[start EXTRACTED INFORMATION]
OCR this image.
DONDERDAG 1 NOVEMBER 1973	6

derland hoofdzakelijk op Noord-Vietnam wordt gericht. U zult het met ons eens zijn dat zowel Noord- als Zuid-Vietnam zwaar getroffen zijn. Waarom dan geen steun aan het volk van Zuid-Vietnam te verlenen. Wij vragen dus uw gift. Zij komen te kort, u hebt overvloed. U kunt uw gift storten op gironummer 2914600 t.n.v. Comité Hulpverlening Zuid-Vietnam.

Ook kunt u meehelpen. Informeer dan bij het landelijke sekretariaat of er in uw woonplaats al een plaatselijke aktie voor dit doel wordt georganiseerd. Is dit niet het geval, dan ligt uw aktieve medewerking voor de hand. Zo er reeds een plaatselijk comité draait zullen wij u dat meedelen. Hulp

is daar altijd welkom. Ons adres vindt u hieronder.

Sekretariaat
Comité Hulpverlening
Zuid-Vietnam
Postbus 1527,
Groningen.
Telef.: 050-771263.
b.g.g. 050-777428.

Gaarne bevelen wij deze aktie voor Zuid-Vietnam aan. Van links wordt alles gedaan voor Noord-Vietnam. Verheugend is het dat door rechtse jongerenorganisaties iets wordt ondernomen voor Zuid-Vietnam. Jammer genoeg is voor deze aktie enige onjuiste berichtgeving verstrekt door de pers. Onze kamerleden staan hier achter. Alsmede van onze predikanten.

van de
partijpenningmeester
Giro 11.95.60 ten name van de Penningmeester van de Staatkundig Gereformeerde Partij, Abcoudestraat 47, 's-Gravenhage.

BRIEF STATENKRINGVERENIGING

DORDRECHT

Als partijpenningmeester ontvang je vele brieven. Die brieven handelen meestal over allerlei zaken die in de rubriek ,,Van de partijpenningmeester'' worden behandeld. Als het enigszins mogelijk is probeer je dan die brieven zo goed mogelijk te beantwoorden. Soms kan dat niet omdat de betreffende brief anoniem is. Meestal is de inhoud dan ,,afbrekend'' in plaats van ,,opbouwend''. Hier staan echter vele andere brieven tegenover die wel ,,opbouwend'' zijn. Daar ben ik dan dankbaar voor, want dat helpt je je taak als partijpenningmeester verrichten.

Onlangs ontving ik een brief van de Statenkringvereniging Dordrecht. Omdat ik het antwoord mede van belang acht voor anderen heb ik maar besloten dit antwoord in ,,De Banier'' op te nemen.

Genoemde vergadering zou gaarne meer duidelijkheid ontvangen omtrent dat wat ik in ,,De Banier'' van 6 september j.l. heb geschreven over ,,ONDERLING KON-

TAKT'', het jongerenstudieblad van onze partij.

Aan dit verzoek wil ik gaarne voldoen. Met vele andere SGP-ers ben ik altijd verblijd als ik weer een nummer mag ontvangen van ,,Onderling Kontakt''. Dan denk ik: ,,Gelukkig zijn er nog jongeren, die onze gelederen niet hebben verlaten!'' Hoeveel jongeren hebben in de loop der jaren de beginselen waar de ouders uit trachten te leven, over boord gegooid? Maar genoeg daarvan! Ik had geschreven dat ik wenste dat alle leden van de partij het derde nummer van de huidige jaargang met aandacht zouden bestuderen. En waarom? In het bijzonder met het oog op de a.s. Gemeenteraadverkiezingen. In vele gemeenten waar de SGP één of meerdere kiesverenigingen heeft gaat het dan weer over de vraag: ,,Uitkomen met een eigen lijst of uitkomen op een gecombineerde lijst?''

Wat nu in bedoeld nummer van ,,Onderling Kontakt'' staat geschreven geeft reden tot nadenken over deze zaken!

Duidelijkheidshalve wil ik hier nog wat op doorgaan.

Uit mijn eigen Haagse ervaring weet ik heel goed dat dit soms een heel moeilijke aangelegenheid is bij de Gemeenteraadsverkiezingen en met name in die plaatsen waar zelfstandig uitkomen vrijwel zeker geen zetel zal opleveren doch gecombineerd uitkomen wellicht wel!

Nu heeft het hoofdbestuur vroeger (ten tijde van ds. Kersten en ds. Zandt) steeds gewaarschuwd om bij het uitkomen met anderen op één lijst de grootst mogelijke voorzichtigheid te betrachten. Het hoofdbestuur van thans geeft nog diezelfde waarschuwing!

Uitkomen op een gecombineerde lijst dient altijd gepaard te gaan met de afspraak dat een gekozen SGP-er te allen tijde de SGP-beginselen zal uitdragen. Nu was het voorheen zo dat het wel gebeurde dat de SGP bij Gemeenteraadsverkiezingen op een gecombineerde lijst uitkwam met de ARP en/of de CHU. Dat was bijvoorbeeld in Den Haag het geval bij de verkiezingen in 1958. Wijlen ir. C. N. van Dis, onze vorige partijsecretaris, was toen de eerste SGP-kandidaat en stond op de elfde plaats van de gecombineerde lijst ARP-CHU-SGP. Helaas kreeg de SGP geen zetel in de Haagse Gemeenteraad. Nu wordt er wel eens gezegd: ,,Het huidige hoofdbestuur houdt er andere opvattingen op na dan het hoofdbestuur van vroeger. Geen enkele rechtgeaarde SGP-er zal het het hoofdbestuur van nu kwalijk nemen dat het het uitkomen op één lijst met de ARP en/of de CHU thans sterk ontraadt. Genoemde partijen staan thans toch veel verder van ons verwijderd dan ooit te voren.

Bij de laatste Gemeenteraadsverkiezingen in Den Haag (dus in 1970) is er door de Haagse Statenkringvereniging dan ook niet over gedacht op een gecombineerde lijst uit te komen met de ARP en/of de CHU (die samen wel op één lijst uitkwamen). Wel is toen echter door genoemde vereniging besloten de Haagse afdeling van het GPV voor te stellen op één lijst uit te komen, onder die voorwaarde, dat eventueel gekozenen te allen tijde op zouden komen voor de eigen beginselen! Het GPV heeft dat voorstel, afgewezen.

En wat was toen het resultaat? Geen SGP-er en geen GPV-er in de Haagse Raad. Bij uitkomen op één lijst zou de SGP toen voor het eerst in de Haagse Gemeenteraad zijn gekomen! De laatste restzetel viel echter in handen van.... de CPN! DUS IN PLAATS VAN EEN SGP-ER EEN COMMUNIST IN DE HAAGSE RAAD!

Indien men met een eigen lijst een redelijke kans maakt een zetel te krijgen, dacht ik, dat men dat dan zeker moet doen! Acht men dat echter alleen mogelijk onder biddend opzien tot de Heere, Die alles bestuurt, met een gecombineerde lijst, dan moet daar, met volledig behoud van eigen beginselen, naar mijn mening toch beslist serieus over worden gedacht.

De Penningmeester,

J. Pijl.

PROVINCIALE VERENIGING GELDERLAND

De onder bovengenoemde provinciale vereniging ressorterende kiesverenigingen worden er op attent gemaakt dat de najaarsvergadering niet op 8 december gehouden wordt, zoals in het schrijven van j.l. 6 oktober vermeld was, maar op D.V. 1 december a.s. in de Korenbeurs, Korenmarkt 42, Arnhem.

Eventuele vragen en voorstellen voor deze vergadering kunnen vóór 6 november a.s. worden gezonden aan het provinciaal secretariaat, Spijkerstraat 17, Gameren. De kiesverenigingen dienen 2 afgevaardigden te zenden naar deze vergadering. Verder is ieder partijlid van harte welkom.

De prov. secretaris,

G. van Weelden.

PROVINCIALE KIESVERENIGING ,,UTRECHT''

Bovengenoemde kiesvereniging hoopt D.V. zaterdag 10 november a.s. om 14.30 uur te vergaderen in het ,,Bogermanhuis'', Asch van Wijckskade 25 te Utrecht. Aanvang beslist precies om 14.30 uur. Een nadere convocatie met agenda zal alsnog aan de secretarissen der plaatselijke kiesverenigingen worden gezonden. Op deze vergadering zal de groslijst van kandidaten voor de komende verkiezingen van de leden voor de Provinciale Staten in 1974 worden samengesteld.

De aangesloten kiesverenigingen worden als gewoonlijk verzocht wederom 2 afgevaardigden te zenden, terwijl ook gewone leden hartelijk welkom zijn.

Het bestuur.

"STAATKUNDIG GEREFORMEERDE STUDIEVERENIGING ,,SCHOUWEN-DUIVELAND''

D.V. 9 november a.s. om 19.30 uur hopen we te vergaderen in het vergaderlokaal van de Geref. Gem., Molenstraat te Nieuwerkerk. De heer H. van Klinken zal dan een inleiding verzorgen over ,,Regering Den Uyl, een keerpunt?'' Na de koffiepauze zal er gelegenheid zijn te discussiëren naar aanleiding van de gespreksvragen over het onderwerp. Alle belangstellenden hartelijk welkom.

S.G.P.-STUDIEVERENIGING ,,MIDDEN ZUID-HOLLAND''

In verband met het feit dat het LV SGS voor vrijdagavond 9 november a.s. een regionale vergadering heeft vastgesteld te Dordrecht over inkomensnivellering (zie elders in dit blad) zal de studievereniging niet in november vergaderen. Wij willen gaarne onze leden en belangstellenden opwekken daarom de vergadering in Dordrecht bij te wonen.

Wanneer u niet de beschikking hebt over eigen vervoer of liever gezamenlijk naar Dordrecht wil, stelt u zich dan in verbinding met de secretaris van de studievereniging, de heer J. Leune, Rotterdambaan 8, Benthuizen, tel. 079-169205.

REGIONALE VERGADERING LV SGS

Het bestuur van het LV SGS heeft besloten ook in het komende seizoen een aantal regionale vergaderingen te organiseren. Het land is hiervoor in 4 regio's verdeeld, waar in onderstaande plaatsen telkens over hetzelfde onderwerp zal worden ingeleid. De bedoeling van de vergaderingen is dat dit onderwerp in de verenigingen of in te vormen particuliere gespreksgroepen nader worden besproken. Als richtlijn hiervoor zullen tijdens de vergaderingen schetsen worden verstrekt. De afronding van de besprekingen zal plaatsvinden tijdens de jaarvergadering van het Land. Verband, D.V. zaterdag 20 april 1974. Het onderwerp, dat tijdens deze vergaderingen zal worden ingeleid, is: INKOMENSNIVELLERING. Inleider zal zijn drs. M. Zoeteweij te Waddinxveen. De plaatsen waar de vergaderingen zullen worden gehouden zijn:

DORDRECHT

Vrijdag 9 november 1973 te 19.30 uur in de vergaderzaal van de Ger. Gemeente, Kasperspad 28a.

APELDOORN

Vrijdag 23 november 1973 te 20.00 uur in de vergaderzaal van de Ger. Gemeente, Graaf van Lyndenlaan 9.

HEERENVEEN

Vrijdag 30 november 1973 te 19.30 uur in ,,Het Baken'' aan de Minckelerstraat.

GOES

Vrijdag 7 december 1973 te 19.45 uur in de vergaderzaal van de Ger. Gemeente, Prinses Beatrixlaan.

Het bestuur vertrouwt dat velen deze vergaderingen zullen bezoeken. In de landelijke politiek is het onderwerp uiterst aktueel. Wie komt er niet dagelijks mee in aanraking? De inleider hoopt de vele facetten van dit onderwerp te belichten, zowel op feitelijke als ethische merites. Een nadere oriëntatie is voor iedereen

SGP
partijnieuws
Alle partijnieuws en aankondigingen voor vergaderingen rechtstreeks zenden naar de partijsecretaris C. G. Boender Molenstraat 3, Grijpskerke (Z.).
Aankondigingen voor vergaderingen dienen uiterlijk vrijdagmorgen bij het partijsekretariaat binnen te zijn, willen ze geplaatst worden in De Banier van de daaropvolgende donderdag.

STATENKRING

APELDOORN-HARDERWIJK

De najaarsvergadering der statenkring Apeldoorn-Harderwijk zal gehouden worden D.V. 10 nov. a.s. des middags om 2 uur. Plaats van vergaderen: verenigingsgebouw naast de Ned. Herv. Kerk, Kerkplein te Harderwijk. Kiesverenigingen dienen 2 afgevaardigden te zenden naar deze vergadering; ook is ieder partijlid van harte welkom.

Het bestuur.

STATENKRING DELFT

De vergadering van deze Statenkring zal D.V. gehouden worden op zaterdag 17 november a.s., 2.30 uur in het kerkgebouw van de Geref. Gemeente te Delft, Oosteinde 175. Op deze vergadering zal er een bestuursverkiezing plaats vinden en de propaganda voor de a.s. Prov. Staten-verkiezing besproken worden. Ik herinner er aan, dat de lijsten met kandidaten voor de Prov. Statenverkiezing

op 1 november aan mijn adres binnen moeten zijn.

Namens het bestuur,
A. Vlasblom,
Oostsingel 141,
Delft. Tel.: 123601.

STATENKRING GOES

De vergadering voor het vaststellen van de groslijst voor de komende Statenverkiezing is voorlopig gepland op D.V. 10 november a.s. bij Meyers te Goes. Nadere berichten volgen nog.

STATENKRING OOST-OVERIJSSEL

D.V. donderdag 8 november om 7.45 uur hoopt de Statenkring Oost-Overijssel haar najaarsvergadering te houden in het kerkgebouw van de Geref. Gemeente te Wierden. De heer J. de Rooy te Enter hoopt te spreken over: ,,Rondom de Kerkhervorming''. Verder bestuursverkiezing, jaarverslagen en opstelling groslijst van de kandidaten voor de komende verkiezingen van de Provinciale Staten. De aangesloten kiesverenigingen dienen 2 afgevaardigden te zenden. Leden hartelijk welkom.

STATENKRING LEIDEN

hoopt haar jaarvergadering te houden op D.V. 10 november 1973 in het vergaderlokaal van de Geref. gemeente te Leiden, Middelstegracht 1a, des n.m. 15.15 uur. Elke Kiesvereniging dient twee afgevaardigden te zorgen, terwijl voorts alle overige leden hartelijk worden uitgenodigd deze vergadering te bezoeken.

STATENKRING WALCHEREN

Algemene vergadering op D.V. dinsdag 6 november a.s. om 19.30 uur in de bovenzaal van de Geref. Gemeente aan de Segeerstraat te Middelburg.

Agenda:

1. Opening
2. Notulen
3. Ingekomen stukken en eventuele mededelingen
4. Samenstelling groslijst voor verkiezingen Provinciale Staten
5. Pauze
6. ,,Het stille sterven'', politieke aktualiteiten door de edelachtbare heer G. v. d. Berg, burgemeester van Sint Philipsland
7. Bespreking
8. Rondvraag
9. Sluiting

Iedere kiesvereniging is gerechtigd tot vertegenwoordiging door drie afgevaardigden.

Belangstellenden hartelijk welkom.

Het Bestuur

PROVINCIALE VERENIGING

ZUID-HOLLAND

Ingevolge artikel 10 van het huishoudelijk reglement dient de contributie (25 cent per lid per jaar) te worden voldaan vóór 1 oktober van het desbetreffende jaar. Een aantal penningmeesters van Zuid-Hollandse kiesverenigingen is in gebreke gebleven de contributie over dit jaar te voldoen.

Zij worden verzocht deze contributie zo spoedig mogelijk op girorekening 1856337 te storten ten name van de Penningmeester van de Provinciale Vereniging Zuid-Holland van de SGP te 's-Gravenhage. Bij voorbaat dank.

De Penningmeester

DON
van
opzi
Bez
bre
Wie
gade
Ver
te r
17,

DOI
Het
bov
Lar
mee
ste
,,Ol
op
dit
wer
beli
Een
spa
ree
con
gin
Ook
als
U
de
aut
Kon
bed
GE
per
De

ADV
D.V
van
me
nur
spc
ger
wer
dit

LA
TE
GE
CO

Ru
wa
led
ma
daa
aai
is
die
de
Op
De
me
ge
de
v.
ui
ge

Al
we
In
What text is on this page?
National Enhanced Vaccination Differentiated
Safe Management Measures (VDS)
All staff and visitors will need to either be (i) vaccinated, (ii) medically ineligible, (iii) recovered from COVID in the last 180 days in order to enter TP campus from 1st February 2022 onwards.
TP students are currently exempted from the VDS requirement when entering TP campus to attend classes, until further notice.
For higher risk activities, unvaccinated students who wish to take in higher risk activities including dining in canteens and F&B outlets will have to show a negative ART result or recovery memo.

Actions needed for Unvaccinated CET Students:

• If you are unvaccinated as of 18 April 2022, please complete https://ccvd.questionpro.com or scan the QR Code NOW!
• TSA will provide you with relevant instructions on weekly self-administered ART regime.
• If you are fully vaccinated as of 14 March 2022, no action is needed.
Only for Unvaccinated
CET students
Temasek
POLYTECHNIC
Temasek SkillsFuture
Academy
[end EXTRACTED INFORMATION]
- _TO BE DONE_: Read the entries and select each line where the word "terwijl" is found.

- _TASK SOLUTION_:
De aangesloten kiesverenigingen worden als gewoonlijk verzocht wederom 2 afgevaardigden te zenden, terwijl ook gewone leden hartelijk welkom zijn.
hoopt haar jaarvergadering te houden op D.V. 10 november 1973 in het vergaderlokaal van de Geref. gemeente te Leiden, Middelstegracht 1a, des n.m. 15.15 uur. Elke Kiesvereniging dient twee afgevaardigden te zorgen, terwijl voorts alle overige leden hartelijk worden uitgenodigd deze vergadering te bezoeken.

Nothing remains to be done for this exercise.